Stated task | Give an exact copy of every line, leaving images out.

Source material |
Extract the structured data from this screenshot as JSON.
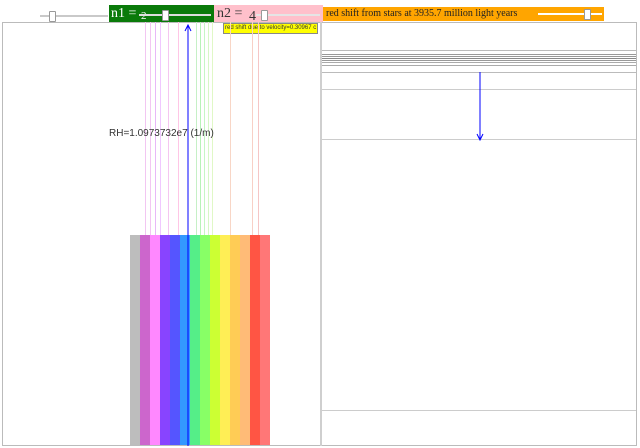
{
  "controls": {
    "n1_label": "n1 =",
    "n1_value": "2",
    "n2_label": "n2 =",
    "n2_value": "4",
    "redshift_label": "red shift from stars at 3935.7 million light years",
    "velocity_label": "red shift due to velocity=0.30967 c"
  },
  "constants": {
    "rydberg_label": "RH=1.0973732e7 (1/m)"
  },
  "colors": {
    "n1_bg": "#0a7a0a",
    "n2_bg": "#ffc0cb",
    "redshift_bg": "#ffa500",
    "velocity_bg": "#ffff00",
    "arrow": "#0000ff"
  },
  "spectrum_colors": [
    "#bdbdbd",
    "#cc66cc",
    "#ff88ff",
    "#8844ff",
    "#5555ff",
    "#3399ff",
    "#55ee88",
    "#88ff66",
    "#ccff33",
    "#ffee55",
    "#ffcc55",
    "#ffbb77",
    "#ff5544",
    "#ff7777"
  ]
}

Final result |
Extract the structured data from this screenshot as JSON.
{
  "controls": {
    "n1_label": "n1 =",
    "n1_value": "2",
    "n2_label": "n2 =",
    "n2_value": "4",
    "redshift_label": "red shift from stars at 3935.7 million light years",
    "velocity_label": "red shift due to velocity=0.30967 c"
  },
  "constants": {
    "rydberg_label": "RH=1.0973732e7 (1/m)"
  },
  "colors": {
    "n1_bg": "#0a7a0a",
    "n2_bg": "#ffc0cb",
    "redshift_bg": "#ffa500",
    "velocity_bg": "#ffff00",
    "arrow": "#0000ff"
  },
  "spectrum_colors": [
    "#bdbdbd",
    "#cc66cc",
    "#ff88ff",
    "#8844ff",
    "#5555ff",
    "#3399ff",
    "#55ee88",
    "#88ff66",
    "#ccff33",
    "#ffee55",
    "#ffcc55",
    "#ffbb77",
    "#ff5544",
    "#ff7777"
  ]
}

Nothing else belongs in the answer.